MATERIAL TO PROCESS =>
— START —

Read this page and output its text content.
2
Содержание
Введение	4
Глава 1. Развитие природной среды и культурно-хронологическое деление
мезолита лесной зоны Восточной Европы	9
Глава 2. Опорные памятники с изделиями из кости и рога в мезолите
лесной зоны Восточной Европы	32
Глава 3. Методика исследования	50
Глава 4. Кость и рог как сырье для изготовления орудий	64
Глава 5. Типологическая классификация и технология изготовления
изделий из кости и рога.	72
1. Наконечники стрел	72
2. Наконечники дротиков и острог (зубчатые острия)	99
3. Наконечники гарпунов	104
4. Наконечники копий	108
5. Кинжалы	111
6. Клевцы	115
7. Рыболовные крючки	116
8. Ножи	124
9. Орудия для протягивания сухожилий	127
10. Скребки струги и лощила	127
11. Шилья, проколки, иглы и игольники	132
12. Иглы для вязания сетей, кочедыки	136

— END —

THE REQUEST =>
The records above are to be repeated exactly, in their entirety.

RIGHT ANSWER =>
Read this page and output its text content.
2
Содержание
Введение	4
Глава 1. Развитие природной среды и культурно-хронологическое деление
мезолита лесной зоны Восточной Европы	9
Глава 2. Опорные памятники с изделиями из кости и рога в мезолите
лесной зоны Восточной Европы	32
Глава 3. Методика исследования	50
Глава 4. Кость и рог как сырье для изготовления орудий	64
Глава 5. Типологическая классификация и технология изготовления
изделий из кости и рога.	72
1. Наконечники стрел	72
2. Наконечники дротиков и острог (зубчатые острия)	99
3. Наконечники гарпунов	104
4. Наконечники копий	108
5. Кинжалы	111
6. Клевцы	115
7. Рыболовные крючки	116
8. Ножи	124
9. Орудия для протягивания сухожилий	127
10. Скребки струги и лощила	127
11. Шилья, проколки, иглы и игольники	132
12. Иглы для вязания сетей, кочедыки	136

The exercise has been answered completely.